(Lines of data)
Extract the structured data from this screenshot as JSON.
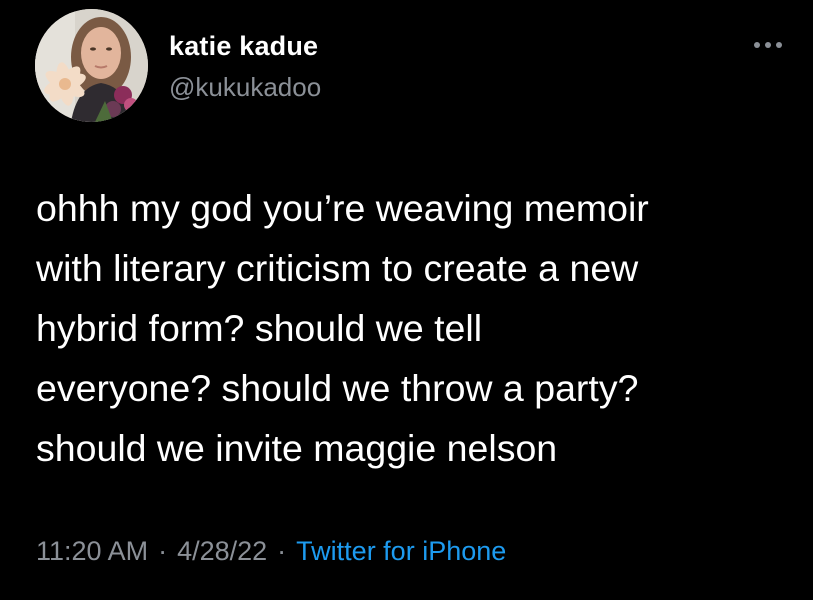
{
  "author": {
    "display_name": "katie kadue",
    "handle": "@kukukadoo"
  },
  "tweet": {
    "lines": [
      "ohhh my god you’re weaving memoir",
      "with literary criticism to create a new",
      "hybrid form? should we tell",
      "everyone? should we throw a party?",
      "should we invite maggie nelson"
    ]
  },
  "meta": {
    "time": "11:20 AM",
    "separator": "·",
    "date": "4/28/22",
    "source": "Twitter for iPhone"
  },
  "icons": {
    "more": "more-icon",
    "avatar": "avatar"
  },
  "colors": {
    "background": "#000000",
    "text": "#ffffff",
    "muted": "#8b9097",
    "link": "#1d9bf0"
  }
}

= Exercise prompt =
Word for word, quote the full listing, omitting every picture.

= Solution to the exercise =
Extract the structured data from this screenshot as JSON.
{
  "author": {
    "display_name": "katie kadue",
    "handle": "@kukukadoo"
  },
  "tweet": {
    "lines": [
      "ohhh my god you’re weaving memoir",
      "with literary criticism to create a new",
      "hybrid form? should we tell",
      "everyone? should we throw a party?",
      "should we invite maggie nelson"
    ]
  },
  "meta": {
    "time": "11:20 AM",
    "separator": "·",
    "date": "4/28/22",
    "source": "Twitter for iPhone"
  },
  "icons": {
    "more": "more-icon",
    "avatar": "avatar"
  },
  "colors": {
    "background": "#000000",
    "text": "#ffffff",
    "muted": "#8b9097",
    "link": "#1d9bf0"
  }
}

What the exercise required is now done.